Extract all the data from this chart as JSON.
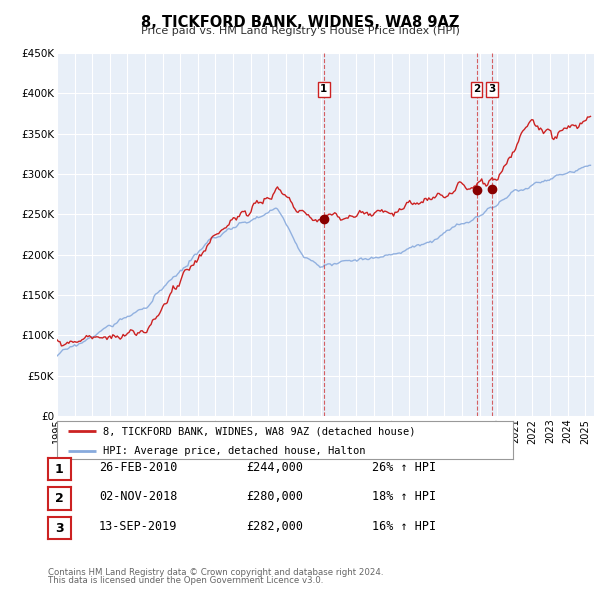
{
  "title": "8, TICKFORD BANK, WIDNES, WA8 9AZ",
  "subtitle": "Price paid vs. HM Land Registry's House Price Index (HPI)",
  "ylim": [
    0,
    450000
  ],
  "yticks": [
    0,
    50000,
    100000,
    150000,
    200000,
    250000,
    300000,
    350000,
    400000,
    450000
  ],
  "ytick_labels": [
    "£0",
    "£50K",
    "£100K",
    "£150K",
    "£200K",
    "£250K",
    "£300K",
    "£350K",
    "£400K",
    "£450K"
  ],
  "xlim_start": 1995.0,
  "xlim_end": 2025.5,
  "plot_bg_color": "#e8eff8",
  "grid_color": "#ffffff",
  "red_line_color": "#cc2222",
  "blue_line_color": "#88aadd",
  "sale_dot_color": "#880000",
  "vline_color": "#cc2222",
  "transaction_labels": [
    {
      "num": 1,
      "date": "26-FEB-2010",
      "x": 2010.15,
      "price": 244000,
      "hpi_pct": "26%"
    },
    {
      "num": 2,
      "date": "02-NOV-2018",
      "x": 2018.83,
      "price": 280000,
      "hpi_pct": "18%"
    },
    {
      "num": 3,
      "date": "13-SEP-2019",
      "x": 2019.7,
      "price": 282000,
      "hpi_pct": "16%"
    }
  ],
  "legend_line1": "8, TICKFORD BANK, WIDNES, WA8 9AZ (detached house)",
  "legend_line2": "HPI: Average price, detached house, Halton",
  "footer1": "Contains HM Land Registry data © Crown copyright and database right 2024.",
  "footer2": "This data is licensed under the Open Government Licence v3.0."
}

● Instructions for the task:
Transcribe all the data word for word; the images stay out.

● Exercise answer:
Extract all the data from this chart as JSON.
{
  "title": "8, TICKFORD BANK, WIDNES, WA8 9AZ",
  "subtitle": "Price paid vs. HM Land Registry's House Price Index (HPI)",
  "ylim": [
    0,
    450000
  ],
  "yticks": [
    0,
    50000,
    100000,
    150000,
    200000,
    250000,
    300000,
    350000,
    400000,
    450000
  ],
  "ytick_labels": [
    "£0",
    "£50K",
    "£100K",
    "£150K",
    "£200K",
    "£250K",
    "£300K",
    "£350K",
    "£400K",
    "£450K"
  ],
  "xlim_start": 1995.0,
  "xlim_end": 2025.5,
  "plot_bg_color": "#e8eff8",
  "grid_color": "#ffffff",
  "red_line_color": "#cc2222",
  "blue_line_color": "#88aadd",
  "sale_dot_color": "#880000",
  "vline_color": "#cc2222",
  "transaction_labels": [
    {
      "num": 1,
      "date": "26-FEB-2010",
      "x": 2010.15,
      "price": 244000,
      "hpi_pct": "26%"
    },
    {
      "num": 2,
      "date": "02-NOV-2018",
      "x": 2018.83,
      "price": 280000,
      "hpi_pct": "18%"
    },
    {
      "num": 3,
      "date": "13-SEP-2019",
      "x": 2019.7,
      "price": 282000,
      "hpi_pct": "16%"
    }
  ],
  "legend_line1": "8, TICKFORD BANK, WIDNES, WA8 9AZ (detached house)",
  "legend_line2": "HPI: Average price, detached house, Halton",
  "footer1": "Contains HM Land Registry data © Crown copyright and database right 2024.",
  "footer2": "This data is licensed under the Open Government Licence v3.0."
}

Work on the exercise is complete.